**PAGE EXTRACT**:
--- begin ---

Because I am a menace who can’t be stopped, I’m theming this week’s newsletter around ‘Paradise Killer’, an absurdly cool vaporwave dream of a video game that I spent about 20 hours playing through. It’s an open world mystery game in which you, an exiled investigator, get brought back to your cult-run island paradise home to solve the murder of your cult’s leaders. You can design your own justice, sleep with suspects, and talk to a god. There’s a lot of (often campily pink) blood. Big Halloween energy coming through these screenshots from the game.
The Articles
‘Great British Bake Off’ Is a Strange Vehicle for Change, Heated (~6 min). Netflix dropped new episodes of Great British Bake Off recently, which means I have been plowing my way through older seasons (long live Nadiya! Justice for Kimberley and Chetna!) in the company of some clotted cream and scones from Tea & Sympathy. Ruby Tandooh, a finalist from the show’s fourth series, authored a piece earlier this year about how the show “raises profiles of POC while symbolizing an implicitly white Britishness”:
“For those who are spun through the ‘Great British Bake Off’ mill, those things that were once clearly delineated — possible, plausible, dream, and outlandish fantasy — begin to fold into one another as smoothly as beaten eggs into pastry cream. Baking presents itself as a space of endless opportunity when you have done well on perhaps the most well-known and -loved food competition ever to air. But when you’re a pawn in a game this big, so much more is at stake in a Yorkshire pudding or a babka than there ever ought to be.”

--- end ---

**ACTIONS TO TAKE**:
1. Transcribe everything in the newsletter excerpt from "Because I am" down to "from the game.".
2. Using the newsletter excerpt, mark each statement yes or no and support each answer with the deciding words quoted exactly: (a) The writer played Paradise Killer for about 20 hours. (b) Ruby Tandooh wrote her piece last year. (c) The new episodes of Great British Bake Off came out on Netflix.

**DATA PROVIDED**:

--- begin ---

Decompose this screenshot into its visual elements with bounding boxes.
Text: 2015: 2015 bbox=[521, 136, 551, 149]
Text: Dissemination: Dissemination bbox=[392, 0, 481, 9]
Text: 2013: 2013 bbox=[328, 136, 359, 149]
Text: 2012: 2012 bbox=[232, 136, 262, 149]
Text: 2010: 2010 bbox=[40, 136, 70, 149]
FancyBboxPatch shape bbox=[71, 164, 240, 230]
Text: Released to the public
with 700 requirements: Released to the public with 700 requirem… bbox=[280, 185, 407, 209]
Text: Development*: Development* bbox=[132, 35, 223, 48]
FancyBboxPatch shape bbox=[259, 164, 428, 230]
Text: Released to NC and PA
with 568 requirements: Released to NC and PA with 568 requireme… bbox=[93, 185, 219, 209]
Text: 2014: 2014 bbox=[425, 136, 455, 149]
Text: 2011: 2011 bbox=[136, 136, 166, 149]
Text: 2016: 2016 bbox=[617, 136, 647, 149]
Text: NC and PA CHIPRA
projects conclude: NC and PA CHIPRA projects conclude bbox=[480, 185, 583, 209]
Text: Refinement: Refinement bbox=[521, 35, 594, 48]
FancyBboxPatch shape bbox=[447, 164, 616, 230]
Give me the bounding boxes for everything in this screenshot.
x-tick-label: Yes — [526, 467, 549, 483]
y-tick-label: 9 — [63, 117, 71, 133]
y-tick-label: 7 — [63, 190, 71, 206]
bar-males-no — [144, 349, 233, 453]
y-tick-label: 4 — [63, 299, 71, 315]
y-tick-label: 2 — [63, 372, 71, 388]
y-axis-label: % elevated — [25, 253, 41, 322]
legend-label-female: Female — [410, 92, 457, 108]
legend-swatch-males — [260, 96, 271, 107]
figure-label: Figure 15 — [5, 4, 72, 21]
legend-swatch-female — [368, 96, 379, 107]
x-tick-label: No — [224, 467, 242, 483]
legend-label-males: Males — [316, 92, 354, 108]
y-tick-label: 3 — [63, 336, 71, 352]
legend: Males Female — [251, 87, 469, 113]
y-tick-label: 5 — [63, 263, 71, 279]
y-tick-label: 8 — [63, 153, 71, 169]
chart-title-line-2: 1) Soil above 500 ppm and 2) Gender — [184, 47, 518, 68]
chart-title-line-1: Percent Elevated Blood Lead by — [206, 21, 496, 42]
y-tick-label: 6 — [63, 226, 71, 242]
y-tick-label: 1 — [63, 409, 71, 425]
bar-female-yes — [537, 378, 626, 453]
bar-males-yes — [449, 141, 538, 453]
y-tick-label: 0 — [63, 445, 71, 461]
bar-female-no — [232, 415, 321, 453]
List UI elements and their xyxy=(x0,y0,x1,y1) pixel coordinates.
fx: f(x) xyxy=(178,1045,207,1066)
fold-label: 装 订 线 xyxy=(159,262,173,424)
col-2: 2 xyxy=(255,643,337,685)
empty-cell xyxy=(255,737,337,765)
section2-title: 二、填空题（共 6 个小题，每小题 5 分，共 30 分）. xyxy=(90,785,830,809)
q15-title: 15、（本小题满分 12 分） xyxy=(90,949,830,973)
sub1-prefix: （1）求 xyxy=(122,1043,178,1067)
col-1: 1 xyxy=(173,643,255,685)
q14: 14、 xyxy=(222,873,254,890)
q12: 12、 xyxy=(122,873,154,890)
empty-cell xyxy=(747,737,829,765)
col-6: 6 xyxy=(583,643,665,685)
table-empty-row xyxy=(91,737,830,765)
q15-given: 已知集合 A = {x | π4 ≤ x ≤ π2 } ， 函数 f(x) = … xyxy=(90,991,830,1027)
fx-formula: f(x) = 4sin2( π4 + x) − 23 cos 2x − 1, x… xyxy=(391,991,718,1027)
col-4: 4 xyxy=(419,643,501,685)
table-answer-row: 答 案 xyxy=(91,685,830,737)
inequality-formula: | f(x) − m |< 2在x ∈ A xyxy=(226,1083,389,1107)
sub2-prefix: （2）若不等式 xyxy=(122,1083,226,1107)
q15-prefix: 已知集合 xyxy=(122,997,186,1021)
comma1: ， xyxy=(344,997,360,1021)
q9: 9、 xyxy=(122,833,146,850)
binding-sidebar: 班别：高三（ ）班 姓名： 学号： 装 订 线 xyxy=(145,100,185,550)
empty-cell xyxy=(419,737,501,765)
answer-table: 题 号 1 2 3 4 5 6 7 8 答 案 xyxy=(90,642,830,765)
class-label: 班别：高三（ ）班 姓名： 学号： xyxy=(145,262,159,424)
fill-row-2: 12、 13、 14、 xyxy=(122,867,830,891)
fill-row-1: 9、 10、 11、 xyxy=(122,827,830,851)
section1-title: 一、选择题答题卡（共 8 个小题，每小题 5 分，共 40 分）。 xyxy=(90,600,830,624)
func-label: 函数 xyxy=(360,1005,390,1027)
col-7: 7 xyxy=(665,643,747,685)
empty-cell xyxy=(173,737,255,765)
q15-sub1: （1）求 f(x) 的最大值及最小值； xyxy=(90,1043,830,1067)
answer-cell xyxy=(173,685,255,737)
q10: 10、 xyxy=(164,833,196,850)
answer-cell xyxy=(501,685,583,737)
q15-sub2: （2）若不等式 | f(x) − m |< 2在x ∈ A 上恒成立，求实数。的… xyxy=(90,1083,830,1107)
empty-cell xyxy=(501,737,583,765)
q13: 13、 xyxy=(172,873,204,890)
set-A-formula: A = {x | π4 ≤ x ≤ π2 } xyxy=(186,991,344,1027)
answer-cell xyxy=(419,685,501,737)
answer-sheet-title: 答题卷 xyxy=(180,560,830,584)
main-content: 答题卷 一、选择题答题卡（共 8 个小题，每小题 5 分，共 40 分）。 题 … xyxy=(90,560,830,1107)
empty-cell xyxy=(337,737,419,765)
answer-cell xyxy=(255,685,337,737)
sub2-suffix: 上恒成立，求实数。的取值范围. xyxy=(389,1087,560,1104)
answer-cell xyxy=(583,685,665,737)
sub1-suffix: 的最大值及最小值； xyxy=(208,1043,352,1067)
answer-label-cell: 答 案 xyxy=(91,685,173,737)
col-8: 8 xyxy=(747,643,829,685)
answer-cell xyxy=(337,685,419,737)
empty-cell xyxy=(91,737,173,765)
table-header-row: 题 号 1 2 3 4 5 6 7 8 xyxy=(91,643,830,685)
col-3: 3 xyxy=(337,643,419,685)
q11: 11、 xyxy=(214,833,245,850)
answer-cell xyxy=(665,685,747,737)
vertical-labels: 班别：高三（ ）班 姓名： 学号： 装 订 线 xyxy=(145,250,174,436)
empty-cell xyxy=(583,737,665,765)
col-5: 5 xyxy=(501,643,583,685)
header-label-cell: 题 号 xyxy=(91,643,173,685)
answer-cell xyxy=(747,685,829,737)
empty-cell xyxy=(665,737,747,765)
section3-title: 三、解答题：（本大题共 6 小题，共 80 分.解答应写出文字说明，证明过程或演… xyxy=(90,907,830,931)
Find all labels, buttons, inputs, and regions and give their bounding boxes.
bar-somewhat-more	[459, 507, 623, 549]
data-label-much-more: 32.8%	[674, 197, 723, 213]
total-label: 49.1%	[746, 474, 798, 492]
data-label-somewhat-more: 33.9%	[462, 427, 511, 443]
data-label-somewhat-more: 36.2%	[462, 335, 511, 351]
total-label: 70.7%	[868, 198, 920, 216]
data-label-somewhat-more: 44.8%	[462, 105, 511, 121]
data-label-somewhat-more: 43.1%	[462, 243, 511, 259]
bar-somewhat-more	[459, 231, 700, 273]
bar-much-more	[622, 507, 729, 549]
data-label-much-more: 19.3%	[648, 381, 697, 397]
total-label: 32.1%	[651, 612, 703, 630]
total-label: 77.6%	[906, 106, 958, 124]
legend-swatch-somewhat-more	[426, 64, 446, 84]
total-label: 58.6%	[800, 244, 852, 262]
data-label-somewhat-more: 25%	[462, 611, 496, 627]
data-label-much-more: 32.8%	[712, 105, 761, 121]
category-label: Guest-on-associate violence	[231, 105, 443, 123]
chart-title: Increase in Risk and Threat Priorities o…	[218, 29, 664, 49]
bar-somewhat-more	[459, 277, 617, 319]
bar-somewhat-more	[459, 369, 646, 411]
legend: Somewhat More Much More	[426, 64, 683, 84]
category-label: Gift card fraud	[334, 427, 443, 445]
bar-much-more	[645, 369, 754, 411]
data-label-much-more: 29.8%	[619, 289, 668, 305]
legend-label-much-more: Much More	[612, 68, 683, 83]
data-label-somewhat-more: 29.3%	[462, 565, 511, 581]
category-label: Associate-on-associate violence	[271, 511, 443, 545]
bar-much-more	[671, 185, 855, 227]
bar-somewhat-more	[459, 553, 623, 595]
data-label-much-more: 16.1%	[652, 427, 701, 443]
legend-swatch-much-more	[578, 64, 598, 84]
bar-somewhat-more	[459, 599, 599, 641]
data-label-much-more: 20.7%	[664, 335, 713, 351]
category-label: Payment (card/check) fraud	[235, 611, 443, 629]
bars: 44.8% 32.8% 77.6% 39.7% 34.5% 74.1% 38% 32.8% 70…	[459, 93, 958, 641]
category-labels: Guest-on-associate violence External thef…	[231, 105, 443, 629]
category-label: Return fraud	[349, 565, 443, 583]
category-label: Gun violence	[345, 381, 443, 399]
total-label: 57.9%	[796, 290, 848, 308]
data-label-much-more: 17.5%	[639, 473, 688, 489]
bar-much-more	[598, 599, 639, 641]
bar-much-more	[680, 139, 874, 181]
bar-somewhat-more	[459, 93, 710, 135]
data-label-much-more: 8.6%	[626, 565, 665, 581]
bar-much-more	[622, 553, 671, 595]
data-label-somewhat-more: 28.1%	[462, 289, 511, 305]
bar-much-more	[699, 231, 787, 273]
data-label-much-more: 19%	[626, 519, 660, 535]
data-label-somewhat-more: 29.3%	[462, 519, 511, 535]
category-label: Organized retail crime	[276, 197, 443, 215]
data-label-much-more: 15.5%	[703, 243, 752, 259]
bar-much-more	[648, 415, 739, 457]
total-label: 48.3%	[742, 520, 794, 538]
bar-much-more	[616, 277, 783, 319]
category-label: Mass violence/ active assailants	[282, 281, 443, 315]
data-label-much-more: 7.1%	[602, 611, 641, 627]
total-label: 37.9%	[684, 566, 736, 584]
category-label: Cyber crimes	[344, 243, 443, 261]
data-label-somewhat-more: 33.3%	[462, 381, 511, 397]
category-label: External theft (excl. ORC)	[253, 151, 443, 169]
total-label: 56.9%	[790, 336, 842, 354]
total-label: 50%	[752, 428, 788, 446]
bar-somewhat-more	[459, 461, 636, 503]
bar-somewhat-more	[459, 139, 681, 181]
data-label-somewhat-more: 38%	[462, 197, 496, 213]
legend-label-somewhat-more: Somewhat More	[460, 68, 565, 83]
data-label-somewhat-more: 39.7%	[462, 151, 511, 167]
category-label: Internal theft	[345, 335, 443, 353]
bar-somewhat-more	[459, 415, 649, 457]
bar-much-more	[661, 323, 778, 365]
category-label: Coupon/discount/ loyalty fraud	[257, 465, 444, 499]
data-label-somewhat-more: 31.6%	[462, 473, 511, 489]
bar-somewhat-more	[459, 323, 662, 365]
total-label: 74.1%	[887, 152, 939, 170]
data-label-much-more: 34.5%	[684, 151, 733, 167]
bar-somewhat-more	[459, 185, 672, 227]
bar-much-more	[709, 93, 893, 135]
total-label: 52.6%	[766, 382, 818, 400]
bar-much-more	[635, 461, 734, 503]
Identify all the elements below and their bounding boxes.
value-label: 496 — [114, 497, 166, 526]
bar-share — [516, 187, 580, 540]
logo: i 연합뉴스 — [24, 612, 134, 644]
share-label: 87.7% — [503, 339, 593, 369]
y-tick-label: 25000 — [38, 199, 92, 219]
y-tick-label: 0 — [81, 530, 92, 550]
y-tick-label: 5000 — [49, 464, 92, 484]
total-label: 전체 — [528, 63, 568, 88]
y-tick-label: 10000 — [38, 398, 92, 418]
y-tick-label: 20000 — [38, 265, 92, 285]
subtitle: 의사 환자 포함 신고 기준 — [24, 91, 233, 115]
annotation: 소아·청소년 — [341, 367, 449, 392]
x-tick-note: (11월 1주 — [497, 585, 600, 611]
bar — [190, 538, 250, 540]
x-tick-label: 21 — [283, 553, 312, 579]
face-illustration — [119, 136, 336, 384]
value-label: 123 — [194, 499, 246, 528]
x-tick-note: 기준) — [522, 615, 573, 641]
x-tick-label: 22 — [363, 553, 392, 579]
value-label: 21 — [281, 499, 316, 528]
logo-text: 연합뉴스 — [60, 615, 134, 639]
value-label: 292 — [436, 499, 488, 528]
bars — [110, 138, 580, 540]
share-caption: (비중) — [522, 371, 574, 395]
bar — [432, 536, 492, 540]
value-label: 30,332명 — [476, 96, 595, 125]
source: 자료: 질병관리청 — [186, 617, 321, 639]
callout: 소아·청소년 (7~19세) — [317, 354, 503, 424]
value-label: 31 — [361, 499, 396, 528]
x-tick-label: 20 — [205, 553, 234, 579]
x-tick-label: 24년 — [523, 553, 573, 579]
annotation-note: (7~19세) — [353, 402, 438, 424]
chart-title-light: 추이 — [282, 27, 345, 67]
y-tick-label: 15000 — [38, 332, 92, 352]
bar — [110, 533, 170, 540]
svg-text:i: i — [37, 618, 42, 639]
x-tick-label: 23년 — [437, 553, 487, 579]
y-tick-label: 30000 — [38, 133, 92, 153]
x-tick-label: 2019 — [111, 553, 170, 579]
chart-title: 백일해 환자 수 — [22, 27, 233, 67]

--- end ---

**SOLUTIONS TO EACH TASK**:
1.
Because I am a menace who can’t be stopped, I’m theming this week’s newsletter around ‘Paradise Killer’, an absurdly cool vaporwave dream of a video game that I spent about 20 hours playing through. It’s an open world mystery game in which you, an exiled investigator, get brought back to your cult-run island paradise home to solve the murder of your cult’s leaders. You can design your own justice, sleep with suspects, and talk to a god. There’s a lot of (often campily pink) blood. Big Halloween energy coming through these screenshots from the game.

2.
(a) Yes: "that I spent about 20 hours playing through"
(b) No: "authored a piece earlier this year"
(c) Yes: "Netflix dropped new episodes of Great British Bake Off recently"